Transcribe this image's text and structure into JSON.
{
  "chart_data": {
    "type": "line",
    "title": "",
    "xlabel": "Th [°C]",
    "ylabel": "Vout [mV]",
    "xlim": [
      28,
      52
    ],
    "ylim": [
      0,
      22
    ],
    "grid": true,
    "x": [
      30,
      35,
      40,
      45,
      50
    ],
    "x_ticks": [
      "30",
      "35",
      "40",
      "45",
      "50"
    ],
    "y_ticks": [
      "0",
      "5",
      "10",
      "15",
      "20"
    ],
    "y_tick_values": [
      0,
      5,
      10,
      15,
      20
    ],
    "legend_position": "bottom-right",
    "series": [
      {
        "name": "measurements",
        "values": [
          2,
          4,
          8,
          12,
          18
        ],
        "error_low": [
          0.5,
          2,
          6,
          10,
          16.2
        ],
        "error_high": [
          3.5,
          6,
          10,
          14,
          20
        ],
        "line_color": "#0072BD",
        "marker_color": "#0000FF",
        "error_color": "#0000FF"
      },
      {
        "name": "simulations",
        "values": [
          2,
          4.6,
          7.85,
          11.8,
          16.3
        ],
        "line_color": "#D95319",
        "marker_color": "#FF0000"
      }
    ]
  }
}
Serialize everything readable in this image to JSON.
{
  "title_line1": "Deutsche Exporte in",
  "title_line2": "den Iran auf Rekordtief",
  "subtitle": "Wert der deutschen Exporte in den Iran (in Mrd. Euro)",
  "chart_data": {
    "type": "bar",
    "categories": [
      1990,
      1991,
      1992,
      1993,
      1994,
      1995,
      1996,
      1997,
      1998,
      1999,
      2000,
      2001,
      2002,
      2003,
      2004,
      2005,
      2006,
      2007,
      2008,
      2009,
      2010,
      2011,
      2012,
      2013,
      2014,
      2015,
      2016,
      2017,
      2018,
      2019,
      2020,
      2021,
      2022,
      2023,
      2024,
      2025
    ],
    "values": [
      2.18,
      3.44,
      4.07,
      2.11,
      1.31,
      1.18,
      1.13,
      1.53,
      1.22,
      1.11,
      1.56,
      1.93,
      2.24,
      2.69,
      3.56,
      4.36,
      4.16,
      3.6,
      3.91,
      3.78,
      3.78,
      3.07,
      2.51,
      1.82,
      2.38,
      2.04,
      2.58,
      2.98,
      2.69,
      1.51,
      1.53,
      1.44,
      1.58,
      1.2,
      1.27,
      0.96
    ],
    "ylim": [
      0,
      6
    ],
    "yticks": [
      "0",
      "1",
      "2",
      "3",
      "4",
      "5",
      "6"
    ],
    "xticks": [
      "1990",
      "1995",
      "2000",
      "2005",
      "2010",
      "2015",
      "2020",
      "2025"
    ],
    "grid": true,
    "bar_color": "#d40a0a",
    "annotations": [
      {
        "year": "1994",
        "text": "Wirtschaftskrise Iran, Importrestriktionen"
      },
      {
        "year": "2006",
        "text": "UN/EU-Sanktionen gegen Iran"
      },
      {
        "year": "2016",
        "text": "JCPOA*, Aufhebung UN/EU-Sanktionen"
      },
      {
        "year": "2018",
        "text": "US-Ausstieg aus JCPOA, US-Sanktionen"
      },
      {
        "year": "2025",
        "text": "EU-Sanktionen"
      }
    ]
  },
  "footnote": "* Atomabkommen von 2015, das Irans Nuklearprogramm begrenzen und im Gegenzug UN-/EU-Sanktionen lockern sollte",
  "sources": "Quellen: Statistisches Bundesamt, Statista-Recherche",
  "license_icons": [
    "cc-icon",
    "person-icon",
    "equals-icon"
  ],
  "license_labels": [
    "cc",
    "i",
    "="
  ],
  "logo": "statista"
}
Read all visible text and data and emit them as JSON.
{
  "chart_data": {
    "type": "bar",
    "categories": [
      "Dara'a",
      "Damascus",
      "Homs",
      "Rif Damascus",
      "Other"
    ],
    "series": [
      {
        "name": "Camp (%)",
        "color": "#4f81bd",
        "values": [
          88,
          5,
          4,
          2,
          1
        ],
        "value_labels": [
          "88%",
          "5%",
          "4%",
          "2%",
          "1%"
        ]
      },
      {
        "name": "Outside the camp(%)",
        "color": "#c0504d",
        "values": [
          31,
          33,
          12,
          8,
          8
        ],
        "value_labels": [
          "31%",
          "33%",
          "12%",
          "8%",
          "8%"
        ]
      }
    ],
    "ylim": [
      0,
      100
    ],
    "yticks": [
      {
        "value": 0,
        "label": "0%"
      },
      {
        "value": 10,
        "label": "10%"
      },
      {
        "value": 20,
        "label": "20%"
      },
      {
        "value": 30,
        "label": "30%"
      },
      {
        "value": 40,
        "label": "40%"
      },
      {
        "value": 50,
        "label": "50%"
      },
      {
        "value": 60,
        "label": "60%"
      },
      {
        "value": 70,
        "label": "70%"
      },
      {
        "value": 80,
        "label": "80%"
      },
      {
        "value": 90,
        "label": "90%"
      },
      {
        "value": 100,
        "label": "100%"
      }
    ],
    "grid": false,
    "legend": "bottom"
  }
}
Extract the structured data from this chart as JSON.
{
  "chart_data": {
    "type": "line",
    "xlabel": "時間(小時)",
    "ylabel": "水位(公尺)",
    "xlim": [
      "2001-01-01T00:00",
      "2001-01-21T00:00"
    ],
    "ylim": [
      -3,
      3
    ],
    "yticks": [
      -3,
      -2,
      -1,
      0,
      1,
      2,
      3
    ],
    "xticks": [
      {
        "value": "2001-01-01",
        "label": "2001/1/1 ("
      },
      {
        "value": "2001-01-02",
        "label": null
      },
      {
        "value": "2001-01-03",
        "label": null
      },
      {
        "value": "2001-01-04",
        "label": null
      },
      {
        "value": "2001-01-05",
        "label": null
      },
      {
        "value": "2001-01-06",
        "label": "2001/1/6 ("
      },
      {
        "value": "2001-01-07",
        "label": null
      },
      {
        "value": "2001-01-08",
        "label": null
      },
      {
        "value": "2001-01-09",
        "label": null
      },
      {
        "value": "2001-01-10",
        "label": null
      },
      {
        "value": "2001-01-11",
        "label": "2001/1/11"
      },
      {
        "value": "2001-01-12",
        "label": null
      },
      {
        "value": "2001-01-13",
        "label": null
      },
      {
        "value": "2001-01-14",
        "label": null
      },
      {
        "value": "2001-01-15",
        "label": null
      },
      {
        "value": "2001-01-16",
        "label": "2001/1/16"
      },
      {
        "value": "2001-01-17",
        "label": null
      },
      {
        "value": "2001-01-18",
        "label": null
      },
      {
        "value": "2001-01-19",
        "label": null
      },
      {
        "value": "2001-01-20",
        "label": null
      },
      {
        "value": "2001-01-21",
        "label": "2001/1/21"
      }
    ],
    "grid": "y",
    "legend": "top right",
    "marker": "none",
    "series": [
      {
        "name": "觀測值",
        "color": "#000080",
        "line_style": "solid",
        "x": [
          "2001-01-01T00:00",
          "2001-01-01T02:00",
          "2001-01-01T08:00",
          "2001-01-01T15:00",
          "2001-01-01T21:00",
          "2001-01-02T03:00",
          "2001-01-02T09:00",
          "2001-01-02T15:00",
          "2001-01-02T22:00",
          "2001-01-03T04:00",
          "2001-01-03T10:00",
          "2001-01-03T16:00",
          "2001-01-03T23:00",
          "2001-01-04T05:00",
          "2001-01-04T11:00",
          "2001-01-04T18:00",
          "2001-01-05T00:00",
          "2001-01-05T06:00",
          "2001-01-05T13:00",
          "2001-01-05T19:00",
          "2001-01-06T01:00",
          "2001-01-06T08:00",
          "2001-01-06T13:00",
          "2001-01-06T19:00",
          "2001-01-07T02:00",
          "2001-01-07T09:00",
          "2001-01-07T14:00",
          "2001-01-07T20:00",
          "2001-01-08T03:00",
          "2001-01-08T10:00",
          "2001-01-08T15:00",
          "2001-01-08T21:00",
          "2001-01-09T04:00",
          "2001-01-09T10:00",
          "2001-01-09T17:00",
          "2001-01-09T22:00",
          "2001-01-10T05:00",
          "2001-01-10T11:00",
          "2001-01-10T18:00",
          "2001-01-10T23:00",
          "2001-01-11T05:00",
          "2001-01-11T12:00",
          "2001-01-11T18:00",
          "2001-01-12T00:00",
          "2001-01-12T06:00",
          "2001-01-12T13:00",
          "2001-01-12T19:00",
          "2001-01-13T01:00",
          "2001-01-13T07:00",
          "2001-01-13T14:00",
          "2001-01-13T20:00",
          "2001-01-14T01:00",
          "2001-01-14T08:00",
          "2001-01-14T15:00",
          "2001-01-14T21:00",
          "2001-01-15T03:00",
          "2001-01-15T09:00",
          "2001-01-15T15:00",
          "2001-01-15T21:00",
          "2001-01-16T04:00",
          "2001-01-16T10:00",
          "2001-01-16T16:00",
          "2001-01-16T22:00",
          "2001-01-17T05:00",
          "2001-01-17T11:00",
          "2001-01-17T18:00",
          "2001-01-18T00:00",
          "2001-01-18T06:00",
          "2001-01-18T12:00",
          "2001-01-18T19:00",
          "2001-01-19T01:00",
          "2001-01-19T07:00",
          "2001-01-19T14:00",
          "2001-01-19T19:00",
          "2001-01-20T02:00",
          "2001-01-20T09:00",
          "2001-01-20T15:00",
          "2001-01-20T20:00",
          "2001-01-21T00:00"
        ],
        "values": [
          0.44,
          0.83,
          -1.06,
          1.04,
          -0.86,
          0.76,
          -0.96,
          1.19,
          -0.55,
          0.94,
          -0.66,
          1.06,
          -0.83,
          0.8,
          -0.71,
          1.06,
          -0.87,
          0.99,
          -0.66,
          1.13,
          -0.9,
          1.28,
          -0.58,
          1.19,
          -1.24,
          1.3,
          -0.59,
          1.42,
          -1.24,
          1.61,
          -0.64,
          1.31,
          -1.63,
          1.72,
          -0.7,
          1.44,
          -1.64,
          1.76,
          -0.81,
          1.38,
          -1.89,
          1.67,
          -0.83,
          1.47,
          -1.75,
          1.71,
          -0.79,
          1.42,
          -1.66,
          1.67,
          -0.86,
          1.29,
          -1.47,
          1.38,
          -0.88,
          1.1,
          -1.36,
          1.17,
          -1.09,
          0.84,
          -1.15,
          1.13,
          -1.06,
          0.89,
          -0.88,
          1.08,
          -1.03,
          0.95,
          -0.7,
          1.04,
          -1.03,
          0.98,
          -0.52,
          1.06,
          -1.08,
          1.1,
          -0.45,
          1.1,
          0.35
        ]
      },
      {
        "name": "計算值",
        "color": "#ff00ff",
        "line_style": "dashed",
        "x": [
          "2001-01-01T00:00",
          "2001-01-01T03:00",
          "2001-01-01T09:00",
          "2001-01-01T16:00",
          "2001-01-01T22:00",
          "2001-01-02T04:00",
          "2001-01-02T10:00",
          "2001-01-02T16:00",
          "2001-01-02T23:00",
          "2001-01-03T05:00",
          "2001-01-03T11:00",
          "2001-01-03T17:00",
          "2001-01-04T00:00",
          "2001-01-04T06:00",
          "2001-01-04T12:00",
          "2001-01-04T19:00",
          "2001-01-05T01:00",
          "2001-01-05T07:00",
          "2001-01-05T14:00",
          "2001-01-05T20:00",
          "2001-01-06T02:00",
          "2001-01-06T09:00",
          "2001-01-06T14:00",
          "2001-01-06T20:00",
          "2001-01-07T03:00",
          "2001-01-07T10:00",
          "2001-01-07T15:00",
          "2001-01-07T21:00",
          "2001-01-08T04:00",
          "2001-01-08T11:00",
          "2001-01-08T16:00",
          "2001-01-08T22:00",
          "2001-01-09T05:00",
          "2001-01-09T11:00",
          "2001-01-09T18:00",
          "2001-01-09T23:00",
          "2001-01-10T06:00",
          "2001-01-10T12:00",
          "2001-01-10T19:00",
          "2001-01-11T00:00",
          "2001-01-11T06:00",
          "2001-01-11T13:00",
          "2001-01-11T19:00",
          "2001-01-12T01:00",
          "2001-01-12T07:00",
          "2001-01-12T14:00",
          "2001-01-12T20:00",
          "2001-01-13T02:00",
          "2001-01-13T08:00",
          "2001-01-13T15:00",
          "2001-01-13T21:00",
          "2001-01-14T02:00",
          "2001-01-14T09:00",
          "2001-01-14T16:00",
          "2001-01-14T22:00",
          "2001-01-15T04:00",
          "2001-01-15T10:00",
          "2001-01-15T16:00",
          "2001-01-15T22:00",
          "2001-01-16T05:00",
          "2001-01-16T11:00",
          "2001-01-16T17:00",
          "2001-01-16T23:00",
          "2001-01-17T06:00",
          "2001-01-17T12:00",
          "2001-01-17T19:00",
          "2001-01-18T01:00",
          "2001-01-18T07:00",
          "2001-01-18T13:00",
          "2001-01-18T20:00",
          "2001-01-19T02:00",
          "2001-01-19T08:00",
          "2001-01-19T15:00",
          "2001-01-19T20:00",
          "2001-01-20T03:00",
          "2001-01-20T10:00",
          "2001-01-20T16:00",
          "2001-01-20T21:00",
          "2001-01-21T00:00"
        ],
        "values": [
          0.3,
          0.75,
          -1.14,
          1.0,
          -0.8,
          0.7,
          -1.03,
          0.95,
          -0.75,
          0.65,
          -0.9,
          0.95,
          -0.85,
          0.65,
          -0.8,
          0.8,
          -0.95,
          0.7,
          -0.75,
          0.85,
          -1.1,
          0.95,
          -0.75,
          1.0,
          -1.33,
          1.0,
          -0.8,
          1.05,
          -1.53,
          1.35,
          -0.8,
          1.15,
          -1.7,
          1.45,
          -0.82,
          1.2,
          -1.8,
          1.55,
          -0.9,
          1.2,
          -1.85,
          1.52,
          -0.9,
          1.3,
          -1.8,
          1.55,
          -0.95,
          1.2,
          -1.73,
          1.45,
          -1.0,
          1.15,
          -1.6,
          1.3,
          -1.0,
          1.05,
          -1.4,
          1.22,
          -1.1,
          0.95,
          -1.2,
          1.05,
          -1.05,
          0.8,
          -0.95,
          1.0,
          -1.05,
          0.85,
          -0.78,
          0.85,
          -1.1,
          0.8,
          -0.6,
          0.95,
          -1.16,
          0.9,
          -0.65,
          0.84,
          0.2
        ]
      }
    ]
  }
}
━━━━━━━━━━━━━━━━
Stated exercise – Read through the lines above and collect those that contain the string "image".

Response to this task –
Transcribe this image's text and structure into JSON.
Serialize everything readable in this image to JSON.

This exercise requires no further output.